Your task is to copy every line of the entries that contains "bottom".

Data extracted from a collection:
--- start ---
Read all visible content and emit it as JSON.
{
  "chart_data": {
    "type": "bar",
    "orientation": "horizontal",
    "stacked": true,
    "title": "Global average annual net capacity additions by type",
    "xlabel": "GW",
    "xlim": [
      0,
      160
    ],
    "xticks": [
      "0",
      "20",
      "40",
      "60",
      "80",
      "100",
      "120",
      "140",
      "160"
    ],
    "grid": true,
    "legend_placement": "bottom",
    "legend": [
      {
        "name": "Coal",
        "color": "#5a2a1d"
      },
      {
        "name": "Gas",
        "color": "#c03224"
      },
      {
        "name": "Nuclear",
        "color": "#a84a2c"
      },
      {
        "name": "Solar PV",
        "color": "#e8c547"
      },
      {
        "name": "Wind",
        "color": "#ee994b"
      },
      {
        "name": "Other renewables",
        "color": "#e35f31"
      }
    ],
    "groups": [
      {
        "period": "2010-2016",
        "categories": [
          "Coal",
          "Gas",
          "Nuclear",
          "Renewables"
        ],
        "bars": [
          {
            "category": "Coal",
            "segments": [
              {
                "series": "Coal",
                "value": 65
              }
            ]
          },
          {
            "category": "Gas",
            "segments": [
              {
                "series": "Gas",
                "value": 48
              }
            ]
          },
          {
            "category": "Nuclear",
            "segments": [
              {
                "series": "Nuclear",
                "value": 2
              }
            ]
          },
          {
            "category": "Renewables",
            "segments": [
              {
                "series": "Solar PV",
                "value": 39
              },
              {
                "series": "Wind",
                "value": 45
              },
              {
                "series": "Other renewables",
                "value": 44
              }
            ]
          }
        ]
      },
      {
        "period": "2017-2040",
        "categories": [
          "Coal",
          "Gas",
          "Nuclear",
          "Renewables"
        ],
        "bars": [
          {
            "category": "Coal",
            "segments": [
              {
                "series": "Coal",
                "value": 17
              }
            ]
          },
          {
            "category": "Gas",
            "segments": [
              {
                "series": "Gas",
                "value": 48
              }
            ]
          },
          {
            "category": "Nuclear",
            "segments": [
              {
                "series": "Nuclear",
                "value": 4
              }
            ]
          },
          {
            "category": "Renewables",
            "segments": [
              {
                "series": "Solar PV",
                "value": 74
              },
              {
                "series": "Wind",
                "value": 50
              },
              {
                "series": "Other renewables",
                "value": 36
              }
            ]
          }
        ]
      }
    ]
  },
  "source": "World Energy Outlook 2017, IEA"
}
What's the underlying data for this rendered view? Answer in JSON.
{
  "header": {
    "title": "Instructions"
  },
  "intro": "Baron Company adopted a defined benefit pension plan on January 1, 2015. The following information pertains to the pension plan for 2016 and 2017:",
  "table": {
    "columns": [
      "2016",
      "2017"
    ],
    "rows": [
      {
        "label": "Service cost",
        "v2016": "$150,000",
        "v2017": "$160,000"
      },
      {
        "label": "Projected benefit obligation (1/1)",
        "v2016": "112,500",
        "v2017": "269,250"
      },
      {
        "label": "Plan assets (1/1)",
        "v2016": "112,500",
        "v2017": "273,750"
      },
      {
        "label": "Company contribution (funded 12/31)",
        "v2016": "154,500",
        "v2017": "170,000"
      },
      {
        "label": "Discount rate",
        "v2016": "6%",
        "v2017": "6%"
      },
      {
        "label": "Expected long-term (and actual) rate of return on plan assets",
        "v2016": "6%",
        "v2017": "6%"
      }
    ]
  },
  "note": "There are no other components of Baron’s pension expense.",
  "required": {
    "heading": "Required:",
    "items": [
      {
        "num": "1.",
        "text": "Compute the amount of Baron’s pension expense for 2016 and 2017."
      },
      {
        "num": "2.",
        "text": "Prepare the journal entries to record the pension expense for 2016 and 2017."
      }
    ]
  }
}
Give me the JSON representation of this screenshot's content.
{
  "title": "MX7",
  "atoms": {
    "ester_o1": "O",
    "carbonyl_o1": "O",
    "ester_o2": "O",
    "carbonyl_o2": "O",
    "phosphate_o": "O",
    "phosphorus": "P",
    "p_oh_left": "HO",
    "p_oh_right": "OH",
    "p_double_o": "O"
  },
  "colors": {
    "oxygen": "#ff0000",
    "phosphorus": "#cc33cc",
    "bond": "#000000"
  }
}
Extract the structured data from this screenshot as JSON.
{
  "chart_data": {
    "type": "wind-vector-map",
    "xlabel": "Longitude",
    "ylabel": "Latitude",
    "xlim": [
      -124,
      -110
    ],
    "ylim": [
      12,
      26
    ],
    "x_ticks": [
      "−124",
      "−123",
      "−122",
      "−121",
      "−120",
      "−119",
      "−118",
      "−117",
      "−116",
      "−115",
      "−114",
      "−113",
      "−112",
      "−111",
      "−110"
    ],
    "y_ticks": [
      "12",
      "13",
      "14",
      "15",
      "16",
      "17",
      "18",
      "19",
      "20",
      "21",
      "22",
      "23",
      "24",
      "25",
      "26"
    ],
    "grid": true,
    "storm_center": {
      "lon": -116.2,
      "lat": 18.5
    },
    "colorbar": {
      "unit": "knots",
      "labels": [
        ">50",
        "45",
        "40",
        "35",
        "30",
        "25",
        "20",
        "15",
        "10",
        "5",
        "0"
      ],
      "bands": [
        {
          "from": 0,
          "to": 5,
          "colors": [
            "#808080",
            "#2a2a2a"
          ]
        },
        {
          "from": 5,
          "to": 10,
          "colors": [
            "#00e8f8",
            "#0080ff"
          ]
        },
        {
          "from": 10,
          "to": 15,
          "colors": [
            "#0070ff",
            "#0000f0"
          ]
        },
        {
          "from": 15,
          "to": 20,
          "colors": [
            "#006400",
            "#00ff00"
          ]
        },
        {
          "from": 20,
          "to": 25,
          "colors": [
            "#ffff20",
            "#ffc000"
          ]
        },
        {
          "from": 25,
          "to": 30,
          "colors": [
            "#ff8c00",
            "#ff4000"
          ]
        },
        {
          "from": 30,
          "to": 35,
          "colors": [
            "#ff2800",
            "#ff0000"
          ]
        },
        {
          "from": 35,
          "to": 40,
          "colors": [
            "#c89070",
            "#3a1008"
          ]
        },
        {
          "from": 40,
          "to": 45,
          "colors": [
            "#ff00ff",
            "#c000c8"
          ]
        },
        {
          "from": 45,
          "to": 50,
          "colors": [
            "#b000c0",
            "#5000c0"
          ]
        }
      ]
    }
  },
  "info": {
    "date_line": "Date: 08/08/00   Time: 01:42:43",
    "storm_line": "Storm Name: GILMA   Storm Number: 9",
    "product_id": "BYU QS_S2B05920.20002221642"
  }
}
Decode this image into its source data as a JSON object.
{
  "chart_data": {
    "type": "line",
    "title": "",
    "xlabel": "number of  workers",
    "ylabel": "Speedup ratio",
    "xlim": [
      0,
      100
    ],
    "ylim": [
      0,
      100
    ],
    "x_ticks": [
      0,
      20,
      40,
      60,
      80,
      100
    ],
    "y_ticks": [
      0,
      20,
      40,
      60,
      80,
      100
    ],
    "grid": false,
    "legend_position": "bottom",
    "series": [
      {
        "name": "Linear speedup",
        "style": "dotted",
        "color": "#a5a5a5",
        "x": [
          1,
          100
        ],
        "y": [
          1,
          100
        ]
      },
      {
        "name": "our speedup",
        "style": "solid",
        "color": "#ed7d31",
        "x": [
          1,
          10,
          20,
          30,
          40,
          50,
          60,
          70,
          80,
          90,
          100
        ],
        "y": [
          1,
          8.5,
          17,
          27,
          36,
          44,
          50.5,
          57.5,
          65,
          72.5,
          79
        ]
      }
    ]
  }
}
--- end ---
TASK SOLUTION:
    "legend_placement": "bottom",
    "legend_position": "bottom",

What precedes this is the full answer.